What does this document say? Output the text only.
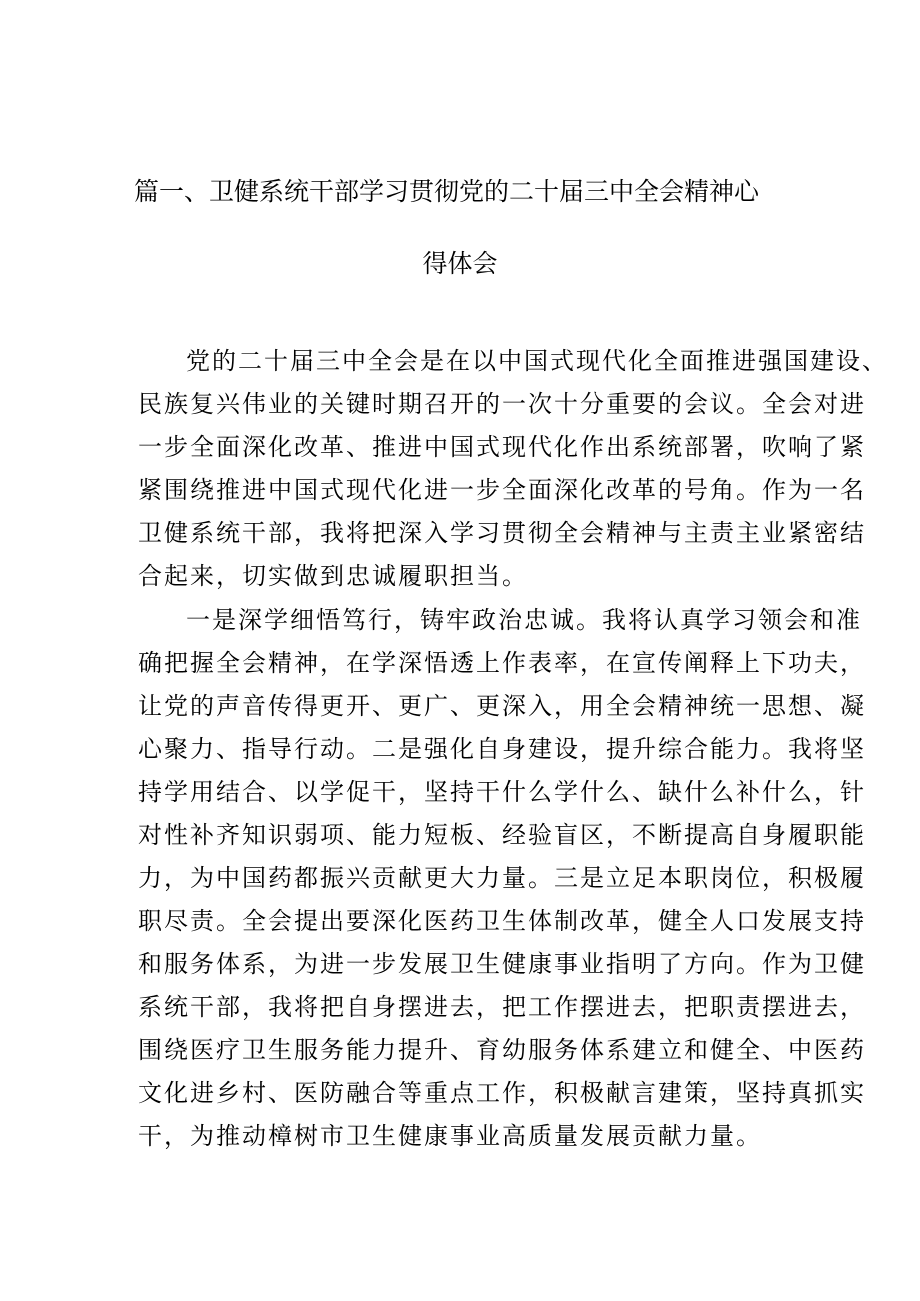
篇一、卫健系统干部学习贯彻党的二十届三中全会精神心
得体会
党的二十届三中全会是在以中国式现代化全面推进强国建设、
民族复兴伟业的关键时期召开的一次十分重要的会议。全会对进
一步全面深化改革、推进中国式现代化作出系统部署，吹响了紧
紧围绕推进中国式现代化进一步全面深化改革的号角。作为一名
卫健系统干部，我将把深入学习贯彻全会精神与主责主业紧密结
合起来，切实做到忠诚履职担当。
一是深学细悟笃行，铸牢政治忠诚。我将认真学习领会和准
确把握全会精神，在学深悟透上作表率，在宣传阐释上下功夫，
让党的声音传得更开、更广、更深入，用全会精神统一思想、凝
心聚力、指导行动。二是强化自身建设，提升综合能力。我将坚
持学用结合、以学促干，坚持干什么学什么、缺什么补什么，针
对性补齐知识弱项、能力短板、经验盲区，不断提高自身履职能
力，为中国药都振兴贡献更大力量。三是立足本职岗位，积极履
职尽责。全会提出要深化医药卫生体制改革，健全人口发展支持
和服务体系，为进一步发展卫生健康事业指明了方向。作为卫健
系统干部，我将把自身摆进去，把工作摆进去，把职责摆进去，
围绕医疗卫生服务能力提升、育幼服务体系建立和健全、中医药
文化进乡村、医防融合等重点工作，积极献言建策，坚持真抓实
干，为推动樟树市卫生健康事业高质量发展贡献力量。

____

__Aim__
Take the entries shown above and quote them verbatim, passing over the pictures.

__Output below__
What does this document say? Output the text only.
篇一、卫健系统干部学习贯彻党的二十届三中全会精神心
得体会
党的二十届三中全会是在以中国式现代化全面推进强国建设、
民族复兴伟业的关键时期召开的一次十分重要的会议。全会对进
一步全面深化改革、推进中国式现代化作出系统部署，吹响了紧
紧围绕推进中国式现代化进一步全面深化改革的号角。作为一名
卫健系统干部，我将把深入学习贯彻全会精神与主责主业紧密结
合起来，切实做到忠诚履职担当。
一是深学细悟笃行，铸牢政治忠诚。我将认真学习领会和准
确把握全会精神，在学深悟透上作表率，在宣传阐释上下功夫，
让党的声音传得更开、更广、更深入，用全会精神统一思想、凝
心聚力、指导行动。二是强化自身建设，提升综合能力。我将坚
持学用结合、以学促干，坚持干什么学什么、缺什么补什么，针
对性补齐知识弱项、能力短板、经验盲区，不断提高自身履职能
力，为中国药都振兴贡献更大力量。三是立足本职岗位，积极履
职尽责。全会提出要深化医药卫生体制改革，健全人口发展支持
和服务体系，为进一步发展卫生健康事业指明了方向。作为卫健
系统干部，我将把自身摆进去，把工作摆进去，把职责摆进去，
围绕医疗卫生服务能力提升、育幼服务体系建立和健全、中医药
文化进乡村、医防融合等重点工作，积极献言建策，坚持真抓实
干，为推动樟树市卫生健康事业高质量发展贡献力量。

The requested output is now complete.